*DIRECTIONS*
Find the lines holding "always" and copy them.

*DATA SECTION*
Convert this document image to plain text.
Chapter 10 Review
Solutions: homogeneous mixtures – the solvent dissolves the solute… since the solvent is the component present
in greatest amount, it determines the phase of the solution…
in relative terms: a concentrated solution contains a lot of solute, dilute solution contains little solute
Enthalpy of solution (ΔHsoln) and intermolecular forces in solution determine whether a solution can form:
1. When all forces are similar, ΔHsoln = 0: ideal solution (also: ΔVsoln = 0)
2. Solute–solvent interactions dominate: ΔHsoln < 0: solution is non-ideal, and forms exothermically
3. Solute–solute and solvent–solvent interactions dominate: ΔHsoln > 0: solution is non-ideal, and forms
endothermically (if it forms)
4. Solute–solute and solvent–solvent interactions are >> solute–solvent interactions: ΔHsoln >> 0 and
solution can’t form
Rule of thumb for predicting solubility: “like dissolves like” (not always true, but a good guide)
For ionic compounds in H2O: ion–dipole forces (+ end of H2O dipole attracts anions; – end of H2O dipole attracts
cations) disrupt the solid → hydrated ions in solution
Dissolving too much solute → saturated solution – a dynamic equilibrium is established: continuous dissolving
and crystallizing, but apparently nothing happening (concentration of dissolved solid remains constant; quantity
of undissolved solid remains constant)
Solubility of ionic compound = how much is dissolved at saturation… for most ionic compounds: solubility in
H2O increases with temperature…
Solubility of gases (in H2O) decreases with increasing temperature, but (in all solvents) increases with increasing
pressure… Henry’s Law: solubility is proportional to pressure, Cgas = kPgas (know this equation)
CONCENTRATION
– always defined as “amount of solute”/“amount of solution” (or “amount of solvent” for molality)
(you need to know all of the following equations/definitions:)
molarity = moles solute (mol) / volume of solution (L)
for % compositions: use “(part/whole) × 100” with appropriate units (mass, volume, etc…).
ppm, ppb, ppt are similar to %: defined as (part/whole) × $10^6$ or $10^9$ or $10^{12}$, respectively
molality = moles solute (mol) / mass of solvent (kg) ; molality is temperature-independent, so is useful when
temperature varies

*CORRECT RESULT*
Rule of thumb for predicting solubility: “like dissolves like” (not always true, but a good guide)
– always defined as “amount of solute”/“amount of solution” (or “amount of solvent” for molality)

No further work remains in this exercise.